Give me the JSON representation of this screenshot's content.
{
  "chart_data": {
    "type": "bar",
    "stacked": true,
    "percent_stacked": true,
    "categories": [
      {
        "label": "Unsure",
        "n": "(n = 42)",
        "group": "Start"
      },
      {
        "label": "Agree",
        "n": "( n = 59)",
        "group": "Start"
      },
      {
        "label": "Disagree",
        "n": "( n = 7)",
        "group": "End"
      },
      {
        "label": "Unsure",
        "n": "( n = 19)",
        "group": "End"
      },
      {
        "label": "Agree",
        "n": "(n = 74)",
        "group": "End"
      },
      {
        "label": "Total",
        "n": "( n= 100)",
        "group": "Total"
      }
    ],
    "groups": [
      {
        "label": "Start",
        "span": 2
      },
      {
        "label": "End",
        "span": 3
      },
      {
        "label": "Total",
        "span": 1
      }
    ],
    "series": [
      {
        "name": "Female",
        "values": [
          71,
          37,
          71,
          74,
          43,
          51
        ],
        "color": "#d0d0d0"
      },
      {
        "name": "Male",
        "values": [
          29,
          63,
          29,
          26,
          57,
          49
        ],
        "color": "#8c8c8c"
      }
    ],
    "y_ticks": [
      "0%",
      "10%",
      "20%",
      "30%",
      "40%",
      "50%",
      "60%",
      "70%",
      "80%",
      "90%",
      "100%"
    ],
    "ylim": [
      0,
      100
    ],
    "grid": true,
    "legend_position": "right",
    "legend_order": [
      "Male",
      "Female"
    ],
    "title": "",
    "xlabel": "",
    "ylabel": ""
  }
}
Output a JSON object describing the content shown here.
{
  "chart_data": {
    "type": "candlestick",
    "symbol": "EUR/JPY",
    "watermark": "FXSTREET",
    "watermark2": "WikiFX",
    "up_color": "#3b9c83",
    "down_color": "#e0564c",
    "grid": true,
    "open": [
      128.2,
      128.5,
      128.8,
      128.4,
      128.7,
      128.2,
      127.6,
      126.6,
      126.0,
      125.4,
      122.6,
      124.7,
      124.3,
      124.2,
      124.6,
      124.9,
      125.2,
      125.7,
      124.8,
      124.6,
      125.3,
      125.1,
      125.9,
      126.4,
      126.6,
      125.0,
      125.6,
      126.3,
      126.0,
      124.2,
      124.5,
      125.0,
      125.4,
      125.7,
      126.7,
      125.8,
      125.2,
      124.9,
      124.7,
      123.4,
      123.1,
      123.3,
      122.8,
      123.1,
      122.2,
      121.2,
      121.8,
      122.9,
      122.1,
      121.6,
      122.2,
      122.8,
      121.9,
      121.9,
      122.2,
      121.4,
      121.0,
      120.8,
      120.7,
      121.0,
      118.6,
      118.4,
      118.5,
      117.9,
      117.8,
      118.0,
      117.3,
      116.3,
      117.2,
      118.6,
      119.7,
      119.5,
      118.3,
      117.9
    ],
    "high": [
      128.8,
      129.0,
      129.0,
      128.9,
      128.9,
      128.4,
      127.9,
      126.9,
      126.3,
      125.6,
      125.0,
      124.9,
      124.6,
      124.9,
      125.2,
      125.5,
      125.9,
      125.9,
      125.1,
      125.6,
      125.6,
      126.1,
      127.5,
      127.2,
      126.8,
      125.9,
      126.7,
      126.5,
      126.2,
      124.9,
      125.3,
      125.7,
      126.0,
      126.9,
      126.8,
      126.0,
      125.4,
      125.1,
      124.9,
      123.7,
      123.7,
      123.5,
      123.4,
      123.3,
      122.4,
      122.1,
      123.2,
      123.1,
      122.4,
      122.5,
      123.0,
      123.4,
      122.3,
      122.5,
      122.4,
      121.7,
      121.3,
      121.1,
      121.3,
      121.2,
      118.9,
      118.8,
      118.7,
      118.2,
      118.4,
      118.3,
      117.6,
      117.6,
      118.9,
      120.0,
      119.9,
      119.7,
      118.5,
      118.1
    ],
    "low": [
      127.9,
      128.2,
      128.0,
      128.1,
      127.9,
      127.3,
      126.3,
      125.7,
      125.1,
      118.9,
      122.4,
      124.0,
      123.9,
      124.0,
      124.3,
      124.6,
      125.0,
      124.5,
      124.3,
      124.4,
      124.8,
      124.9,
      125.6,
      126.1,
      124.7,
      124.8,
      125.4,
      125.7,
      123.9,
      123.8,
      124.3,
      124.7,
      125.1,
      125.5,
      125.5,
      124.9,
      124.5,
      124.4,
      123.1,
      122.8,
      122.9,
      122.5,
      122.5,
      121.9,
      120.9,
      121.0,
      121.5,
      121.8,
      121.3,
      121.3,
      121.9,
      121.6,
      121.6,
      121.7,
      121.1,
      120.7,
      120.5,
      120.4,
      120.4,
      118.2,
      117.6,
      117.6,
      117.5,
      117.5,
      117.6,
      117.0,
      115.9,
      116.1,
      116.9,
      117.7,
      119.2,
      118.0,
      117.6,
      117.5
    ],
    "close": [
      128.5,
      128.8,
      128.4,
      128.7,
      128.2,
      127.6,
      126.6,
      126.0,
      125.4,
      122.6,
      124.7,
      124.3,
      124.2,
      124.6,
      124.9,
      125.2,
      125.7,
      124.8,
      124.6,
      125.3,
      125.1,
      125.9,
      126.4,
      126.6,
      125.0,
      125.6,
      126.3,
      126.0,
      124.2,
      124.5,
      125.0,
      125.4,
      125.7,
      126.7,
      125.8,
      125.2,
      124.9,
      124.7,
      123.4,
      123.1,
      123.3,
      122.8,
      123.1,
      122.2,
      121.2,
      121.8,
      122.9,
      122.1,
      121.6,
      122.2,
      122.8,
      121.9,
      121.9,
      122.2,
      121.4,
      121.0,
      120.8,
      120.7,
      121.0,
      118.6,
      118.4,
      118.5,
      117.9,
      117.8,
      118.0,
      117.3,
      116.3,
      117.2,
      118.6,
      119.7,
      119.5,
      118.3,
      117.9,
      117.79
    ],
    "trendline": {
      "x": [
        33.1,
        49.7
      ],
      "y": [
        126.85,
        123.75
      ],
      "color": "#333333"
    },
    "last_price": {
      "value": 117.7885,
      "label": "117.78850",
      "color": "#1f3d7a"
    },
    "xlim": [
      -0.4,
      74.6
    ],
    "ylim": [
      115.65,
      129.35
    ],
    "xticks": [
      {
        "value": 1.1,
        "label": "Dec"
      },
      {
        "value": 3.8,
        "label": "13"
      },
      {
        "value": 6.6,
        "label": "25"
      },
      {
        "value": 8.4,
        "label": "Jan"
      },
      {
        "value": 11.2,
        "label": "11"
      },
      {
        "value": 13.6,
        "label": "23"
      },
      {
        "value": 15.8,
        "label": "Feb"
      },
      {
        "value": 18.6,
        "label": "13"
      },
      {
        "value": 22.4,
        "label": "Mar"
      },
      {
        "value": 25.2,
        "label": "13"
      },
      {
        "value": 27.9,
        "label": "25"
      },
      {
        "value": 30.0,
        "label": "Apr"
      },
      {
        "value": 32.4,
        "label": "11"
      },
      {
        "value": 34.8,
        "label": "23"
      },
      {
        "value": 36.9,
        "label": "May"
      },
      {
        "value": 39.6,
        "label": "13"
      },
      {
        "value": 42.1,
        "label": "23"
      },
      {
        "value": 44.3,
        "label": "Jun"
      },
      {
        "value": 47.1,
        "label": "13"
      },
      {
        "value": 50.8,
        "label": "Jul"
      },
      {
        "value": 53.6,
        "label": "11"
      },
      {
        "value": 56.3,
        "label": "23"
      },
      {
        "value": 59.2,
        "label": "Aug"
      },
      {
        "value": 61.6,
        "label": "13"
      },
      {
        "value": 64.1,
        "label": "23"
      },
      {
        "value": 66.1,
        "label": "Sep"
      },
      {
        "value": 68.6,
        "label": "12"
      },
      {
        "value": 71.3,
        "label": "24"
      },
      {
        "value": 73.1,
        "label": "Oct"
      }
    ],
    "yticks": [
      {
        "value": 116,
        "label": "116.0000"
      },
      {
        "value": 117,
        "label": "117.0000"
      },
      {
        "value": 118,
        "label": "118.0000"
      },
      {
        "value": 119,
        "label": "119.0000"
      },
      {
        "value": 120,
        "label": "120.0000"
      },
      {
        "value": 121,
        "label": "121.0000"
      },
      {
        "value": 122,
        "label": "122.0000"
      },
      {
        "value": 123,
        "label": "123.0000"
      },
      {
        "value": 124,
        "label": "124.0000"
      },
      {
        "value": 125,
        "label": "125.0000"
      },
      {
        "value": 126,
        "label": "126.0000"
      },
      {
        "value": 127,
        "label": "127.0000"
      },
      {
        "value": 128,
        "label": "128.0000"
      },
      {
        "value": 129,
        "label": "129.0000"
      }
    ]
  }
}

_Written problem_
Extract all lines from the data in which "JSON" is found.

_Solution to this task_
Give me the JSON representation of this screenshot's content.
Output a JSON object describing the content shown here.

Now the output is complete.